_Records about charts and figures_
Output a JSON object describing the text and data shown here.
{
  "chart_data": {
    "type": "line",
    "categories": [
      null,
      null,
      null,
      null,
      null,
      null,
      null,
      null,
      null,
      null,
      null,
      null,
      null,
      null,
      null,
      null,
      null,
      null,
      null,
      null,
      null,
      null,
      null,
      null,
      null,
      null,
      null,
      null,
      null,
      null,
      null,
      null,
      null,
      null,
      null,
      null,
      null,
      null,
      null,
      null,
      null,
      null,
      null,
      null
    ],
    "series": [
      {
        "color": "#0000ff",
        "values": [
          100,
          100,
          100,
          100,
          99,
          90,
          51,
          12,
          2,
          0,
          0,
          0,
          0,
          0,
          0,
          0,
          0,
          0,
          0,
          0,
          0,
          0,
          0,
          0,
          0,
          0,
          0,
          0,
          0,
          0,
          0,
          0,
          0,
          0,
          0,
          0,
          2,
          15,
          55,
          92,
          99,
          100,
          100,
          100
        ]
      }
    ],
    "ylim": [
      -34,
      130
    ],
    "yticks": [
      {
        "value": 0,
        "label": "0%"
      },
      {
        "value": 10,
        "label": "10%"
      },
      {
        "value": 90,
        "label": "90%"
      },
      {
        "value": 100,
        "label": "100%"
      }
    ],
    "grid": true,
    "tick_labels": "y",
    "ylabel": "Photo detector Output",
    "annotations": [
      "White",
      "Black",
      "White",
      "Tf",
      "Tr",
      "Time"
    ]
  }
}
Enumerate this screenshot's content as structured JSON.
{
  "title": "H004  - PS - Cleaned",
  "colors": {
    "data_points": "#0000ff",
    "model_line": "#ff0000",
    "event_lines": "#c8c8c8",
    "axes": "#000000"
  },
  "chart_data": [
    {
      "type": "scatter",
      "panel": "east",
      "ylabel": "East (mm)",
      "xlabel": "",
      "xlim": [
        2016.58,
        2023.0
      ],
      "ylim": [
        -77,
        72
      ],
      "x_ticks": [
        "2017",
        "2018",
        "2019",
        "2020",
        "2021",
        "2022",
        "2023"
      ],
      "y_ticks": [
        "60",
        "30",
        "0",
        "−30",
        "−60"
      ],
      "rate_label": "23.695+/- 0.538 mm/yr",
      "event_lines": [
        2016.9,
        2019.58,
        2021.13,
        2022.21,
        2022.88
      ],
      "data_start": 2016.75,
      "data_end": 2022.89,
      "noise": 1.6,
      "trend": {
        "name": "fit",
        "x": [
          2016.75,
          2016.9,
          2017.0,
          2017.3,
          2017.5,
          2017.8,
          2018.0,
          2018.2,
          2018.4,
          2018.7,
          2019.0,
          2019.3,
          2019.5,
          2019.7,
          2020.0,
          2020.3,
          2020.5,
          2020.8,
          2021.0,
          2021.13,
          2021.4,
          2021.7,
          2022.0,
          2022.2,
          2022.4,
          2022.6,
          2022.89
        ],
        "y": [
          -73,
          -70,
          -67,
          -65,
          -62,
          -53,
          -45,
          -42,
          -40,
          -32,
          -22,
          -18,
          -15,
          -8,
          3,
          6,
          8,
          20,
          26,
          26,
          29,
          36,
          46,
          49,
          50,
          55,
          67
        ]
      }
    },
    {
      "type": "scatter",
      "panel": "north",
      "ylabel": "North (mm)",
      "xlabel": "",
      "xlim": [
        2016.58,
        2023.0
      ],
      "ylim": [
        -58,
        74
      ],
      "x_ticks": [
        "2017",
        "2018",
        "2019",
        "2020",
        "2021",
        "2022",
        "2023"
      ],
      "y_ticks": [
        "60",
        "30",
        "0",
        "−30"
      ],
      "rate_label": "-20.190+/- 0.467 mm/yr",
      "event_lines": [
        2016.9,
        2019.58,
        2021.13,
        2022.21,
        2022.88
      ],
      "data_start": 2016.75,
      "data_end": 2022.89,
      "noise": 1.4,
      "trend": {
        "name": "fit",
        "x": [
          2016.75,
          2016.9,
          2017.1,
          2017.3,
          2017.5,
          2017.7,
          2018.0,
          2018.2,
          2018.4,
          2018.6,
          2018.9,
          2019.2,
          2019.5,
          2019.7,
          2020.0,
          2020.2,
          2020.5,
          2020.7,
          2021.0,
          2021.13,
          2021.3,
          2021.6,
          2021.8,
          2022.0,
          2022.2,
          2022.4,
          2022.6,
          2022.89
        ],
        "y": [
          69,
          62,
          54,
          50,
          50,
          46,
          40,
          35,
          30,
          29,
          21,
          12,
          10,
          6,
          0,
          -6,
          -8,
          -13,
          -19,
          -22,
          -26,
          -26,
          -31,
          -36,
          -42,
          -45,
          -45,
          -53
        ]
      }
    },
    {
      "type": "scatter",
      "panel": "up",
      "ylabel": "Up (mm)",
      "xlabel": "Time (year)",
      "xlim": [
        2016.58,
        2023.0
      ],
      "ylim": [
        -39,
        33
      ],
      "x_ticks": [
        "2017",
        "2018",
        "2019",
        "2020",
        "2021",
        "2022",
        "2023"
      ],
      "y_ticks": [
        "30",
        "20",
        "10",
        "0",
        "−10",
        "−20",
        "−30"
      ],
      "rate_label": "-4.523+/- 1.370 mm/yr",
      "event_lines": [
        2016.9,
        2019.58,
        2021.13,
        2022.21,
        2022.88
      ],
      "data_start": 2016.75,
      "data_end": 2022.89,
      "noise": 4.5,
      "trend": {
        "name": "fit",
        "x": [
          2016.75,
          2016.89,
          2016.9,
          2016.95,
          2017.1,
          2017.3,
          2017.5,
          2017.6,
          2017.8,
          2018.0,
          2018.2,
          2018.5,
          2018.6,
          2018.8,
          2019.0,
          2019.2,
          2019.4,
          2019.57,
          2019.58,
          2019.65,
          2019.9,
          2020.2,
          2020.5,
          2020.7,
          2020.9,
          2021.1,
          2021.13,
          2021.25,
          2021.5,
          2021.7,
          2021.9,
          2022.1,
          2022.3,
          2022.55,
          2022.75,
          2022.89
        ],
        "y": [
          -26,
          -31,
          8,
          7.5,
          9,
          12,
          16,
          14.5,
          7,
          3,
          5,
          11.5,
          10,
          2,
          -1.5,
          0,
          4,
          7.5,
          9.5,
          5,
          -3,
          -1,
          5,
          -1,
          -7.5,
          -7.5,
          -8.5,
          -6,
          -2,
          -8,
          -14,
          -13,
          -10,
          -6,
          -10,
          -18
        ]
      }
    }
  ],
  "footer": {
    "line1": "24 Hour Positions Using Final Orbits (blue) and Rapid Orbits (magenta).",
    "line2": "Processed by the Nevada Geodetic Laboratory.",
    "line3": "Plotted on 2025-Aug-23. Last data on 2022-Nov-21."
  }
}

_Aim_
In the entries above, find each line with the string "Output" and copy it.

_Solution_
Output a JSON object describing the text and data shown here.
    "ylabel": "Photo detector Output",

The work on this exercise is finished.